Items from a data source
>>>

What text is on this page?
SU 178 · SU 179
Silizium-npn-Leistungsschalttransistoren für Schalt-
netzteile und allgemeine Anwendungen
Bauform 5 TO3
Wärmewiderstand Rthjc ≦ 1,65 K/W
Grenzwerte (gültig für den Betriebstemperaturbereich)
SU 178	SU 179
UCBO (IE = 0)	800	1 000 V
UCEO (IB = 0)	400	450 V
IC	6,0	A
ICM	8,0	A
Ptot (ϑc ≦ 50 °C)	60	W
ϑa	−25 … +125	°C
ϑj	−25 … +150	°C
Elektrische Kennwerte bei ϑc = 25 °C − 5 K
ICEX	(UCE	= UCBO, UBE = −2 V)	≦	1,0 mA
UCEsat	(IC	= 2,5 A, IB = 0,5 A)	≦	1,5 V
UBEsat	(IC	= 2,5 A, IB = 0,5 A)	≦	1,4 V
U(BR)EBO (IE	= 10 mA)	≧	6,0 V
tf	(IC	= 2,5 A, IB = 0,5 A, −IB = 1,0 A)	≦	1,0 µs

<<<

YOUR TASK: Return each entry from the material above exactly as it appears.

CORRECT RESULT:
What text is on this page?
SU 178 · SU 179
Silizium-npn-Leistungsschalttransistoren für Schalt-
netzteile und allgemeine Anwendungen
Bauform 5 TO3
Wärmewiderstand Rthjc ≦ 1,65 K/W
Grenzwerte (gültig für den Betriebstemperaturbereich)
SU 178	SU 179
UCBO (IE = 0)	800	1 000 V
UCEO (IB = 0)	400	450 V
IC	6,0	A
ICM	8,0	A
Ptot (ϑc ≦ 50 °C)	60	W
ϑa	−25 … +125	°C
ϑj	−25 … +150	°C
Elektrische Kennwerte bei ϑc = 25 °C − 5 K
ICEX	(UCE	= UCBO, UBE = −2 V)	≦	1,0 mA
UCEsat	(IC	= 2,5 A, IB = 0,5 A)	≦	1,5 V
UBEsat	(IC	= 2,5 A, IB = 0,5 A)	≦	1,4 V
U(BR)EBO (IE	= 10 mA)	≧	6,0 V
tf	(IC	= 2,5 A, IB = 0,5 A, −IB = 1,0 A)	≦	1,0 µs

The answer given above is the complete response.